(Dataset records)
··········
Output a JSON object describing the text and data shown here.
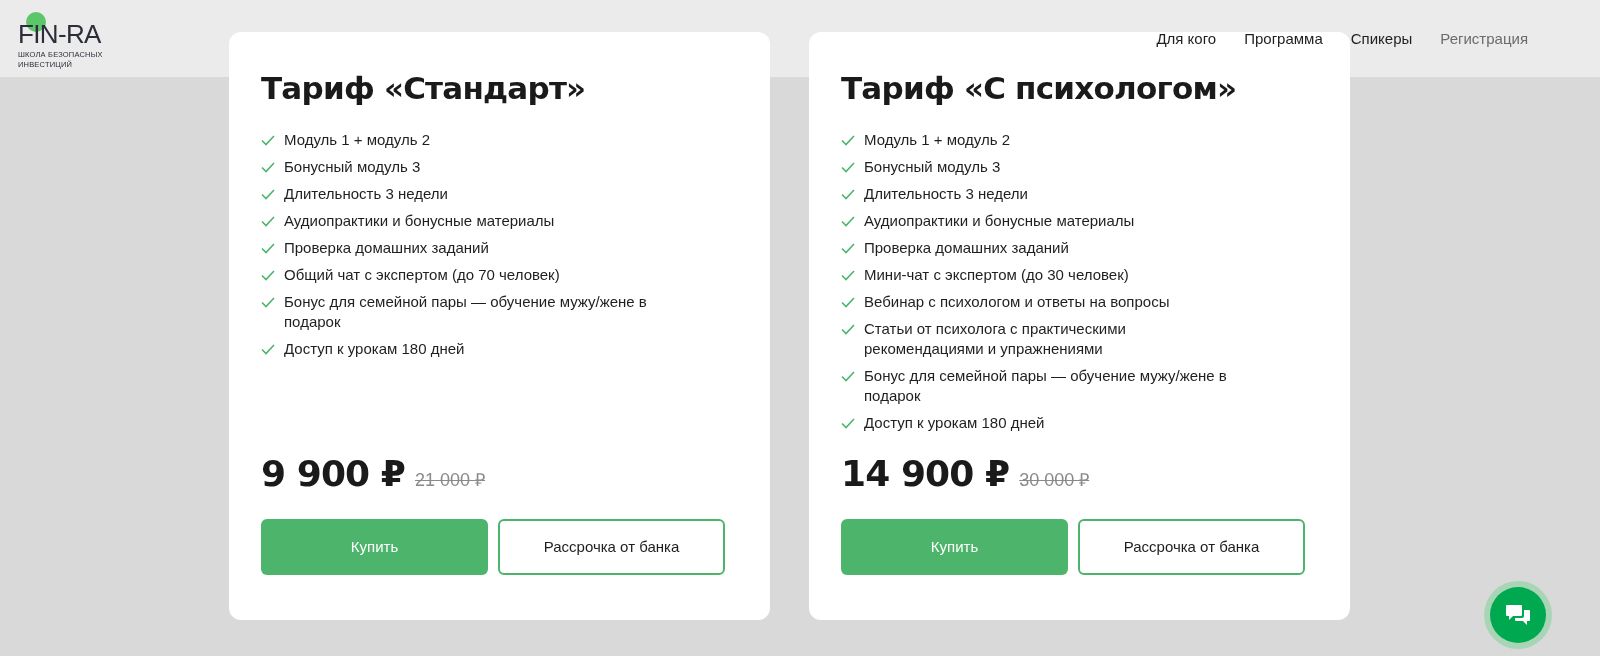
{
  "logo": {
    "wordmark": "FIN-RA",
    "tagline": "ШКОЛА БЕЗОПАСНЫХ ИНВЕСТИЦИЙ"
  },
  "nav": [
    {
      "label": "Для кого",
      "selected": false
    },
    {
      "label": "Программа",
      "selected": false
    },
    {
      "label": "Спикеры",
      "selected": false
    },
    {
      "label": "Регистрация",
      "selected": true
    }
  ],
  "tariffs": [
    {
      "title": "Тариф «Стандарт»",
      "features": [
        "Модуль 1 + модуль 2",
        "Бонусный модуль 3",
        "Длительность 3 недели",
        "Аудиопрактики и бонусные материалы",
        "Проверка домашних заданий",
        "Общий чат с экспертом (до 70 человек)",
        "Бонус для семейной пары — обучение мужу/жене в подарок",
        "Доступ к урокам 180 дней"
      ],
      "price": "9 900 ₽",
      "old_price": "21 000 ₽",
      "buy_button": "Купить",
      "installment_button": "Рассрочка от банка"
    },
    {
      "title": "Тариф «С психологом»",
      "features": [
        "Модуль 1 + модуль 2",
        "Бонусный модуль 3",
        "Длительность 3 недели",
        "Аудиопрактики и бонусные материалы",
        "Проверка домашних заданий",
        "Мини-чат с экспертом (до 30 человек)",
        "Вебинар с психологом и ответы на вопросы",
        "Статьи от психолога с практическими рекомендациями и упражнениями",
        "Бонус для семейной пары — обучение мужу/жене в подарок",
        "Доступ к урокам 180 дней"
      ],
      "price": "14 900 ₽",
      "old_price": "30 000 ₽",
      "buy_button": "Купить",
      "installment_button": "Рассрочка от банка"
    }
  ]
}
··········
Set task:
Exclude the images and reproduce the remaining data exactly.

Output for this exercise:
Output a JSON object describing the text and data shown here.
{
  "logo": {
    "wordmark": "FIN-RA",
    "tagline": "ШКОЛА БЕЗОПАСНЫХ ИНВЕСТИЦИЙ"
  },
  "nav": [
    {
      "label": "Для кого",
      "selected": false
    },
    {
      "label": "Программа",
      "selected": false
    },
    {
      "label": "Спикеры",
      "selected": false
    },
    {
      "label": "Регистрация",
      "selected": true
    }
  ],
  "tariffs": [
    {
      "title": "Тариф «Стандарт»",
      "features": [
        "Модуль 1 + модуль 2",
        "Бонусный модуль 3",
        "Длительность 3 недели",
        "Аудиопрактики и бонусные материалы",
        "Проверка домашних заданий",
        "Общий чат с экспертом (до 70 человек)",
        "Бонус для семейной пары — обучение мужу/жене в подарок",
        "Доступ к урокам 180 дней"
      ],
      "price": "9 900 ₽",
      "old_price": "21 000 ₽",
      "buy_button": "Купить",
      "installment_button": "Рассрочка от банка"
    },
    {
      "title": "Тариф «С психологом»",
      "features": [
        "Модуль 1 + модуль 2",
        "Бонусный модуль 3",
        "Длительность 3 недели",
        "Аудиопрактики и бонусные материалы",
        "Проверка домашних заданий",
        "Мини-чат с экспертом (до 30 человек)",
        "Вебинар с психологом и ответы на вопросы",
        "Статьи от психолога с практическими рекомендациями и упражнениями",
        "Бонус для семейной пары — обучение мужу/жене в подарок",
        "Доступ к урокам 180 дней"
      ],
      "price": "14 900 ₽",
      "old_price": "30 000 ₽",
      "buy_button": "Купить",
      "installment_button": "Рассрочка от банка"
    }
  ]
}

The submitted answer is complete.